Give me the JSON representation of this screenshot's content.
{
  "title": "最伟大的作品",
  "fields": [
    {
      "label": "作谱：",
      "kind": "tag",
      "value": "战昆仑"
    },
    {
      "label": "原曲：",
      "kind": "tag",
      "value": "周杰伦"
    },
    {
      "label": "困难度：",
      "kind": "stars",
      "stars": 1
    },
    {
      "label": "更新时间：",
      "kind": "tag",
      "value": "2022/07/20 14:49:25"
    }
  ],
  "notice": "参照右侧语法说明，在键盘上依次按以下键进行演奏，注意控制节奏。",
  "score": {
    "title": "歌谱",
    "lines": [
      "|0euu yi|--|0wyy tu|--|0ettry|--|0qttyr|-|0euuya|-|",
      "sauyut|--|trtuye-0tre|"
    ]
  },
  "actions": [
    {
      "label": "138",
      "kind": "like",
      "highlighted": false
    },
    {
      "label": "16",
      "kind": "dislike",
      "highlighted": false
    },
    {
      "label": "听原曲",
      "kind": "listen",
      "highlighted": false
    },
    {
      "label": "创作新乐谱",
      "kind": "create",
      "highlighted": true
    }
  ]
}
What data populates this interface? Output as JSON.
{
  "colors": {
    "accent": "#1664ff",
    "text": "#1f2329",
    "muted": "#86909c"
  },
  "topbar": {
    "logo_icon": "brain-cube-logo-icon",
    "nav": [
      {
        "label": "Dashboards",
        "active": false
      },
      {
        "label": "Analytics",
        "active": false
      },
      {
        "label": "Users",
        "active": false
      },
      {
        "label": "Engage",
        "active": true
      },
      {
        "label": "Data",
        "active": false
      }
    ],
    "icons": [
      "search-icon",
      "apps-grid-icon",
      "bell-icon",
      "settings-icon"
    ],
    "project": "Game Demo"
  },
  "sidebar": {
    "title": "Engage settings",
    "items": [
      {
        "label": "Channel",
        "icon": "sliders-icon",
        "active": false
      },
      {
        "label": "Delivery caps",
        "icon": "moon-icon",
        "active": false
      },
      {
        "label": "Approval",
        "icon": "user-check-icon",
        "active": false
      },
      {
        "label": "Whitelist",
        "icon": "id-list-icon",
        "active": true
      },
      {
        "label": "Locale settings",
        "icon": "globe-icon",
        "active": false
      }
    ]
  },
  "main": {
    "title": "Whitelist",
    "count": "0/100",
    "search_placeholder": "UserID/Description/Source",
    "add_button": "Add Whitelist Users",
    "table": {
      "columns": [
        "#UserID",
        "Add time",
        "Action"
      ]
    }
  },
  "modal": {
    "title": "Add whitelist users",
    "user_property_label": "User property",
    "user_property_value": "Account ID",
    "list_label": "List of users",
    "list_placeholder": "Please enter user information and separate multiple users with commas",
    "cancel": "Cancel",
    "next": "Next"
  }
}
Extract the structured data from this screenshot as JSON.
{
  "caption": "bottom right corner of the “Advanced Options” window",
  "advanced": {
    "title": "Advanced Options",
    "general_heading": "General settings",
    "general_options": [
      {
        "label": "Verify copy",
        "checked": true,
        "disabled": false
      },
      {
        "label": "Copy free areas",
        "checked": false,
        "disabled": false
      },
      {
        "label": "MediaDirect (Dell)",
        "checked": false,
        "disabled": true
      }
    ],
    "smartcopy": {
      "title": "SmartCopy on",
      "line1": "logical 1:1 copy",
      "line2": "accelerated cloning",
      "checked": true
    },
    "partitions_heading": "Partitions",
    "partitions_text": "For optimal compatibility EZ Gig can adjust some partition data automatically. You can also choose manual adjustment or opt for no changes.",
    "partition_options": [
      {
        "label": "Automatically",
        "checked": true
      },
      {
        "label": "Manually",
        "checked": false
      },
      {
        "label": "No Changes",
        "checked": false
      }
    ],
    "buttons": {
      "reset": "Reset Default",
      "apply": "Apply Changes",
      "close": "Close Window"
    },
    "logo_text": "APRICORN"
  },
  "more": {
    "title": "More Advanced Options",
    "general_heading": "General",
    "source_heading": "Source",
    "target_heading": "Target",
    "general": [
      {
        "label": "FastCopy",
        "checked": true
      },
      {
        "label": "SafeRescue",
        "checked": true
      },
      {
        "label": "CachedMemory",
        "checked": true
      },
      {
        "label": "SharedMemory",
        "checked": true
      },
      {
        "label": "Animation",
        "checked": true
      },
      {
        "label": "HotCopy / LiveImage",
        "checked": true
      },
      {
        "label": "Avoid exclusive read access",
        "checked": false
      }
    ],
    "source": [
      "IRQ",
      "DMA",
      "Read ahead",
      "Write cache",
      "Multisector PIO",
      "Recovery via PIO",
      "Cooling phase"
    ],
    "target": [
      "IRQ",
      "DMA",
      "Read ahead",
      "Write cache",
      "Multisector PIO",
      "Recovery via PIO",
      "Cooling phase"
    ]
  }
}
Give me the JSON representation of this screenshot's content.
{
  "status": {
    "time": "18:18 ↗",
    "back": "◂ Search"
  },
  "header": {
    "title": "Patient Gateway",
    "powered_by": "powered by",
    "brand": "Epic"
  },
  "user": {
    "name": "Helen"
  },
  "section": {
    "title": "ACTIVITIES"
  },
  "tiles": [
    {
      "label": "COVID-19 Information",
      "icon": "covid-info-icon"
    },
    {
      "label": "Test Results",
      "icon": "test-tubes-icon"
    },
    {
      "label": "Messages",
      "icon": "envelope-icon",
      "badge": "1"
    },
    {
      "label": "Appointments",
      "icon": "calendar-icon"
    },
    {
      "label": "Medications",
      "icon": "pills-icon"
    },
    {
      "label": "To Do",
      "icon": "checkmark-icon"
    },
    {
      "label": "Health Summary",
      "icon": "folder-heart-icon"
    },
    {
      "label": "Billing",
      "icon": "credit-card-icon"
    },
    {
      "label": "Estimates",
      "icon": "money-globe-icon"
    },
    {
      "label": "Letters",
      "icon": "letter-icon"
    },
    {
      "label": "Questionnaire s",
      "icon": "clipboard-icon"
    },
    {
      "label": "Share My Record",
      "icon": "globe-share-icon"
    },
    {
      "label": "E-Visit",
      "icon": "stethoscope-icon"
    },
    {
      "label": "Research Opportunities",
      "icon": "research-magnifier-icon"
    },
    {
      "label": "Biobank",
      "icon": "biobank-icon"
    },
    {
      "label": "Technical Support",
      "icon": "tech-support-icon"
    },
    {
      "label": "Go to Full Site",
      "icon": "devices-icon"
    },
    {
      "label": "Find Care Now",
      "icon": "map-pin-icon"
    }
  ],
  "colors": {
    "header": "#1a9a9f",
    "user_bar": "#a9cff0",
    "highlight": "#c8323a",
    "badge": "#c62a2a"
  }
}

□ □ □

**Description of the task:**
Search the listing for the word "JSON" and return each line that holds it.

**Full output:**
Give me the JSON representation of this screenshot's content.
What data populates this interface? Output as JSON.
Extract the structured data from this screenshot as JSON.
Give me the JSON representation of this screenshot's content.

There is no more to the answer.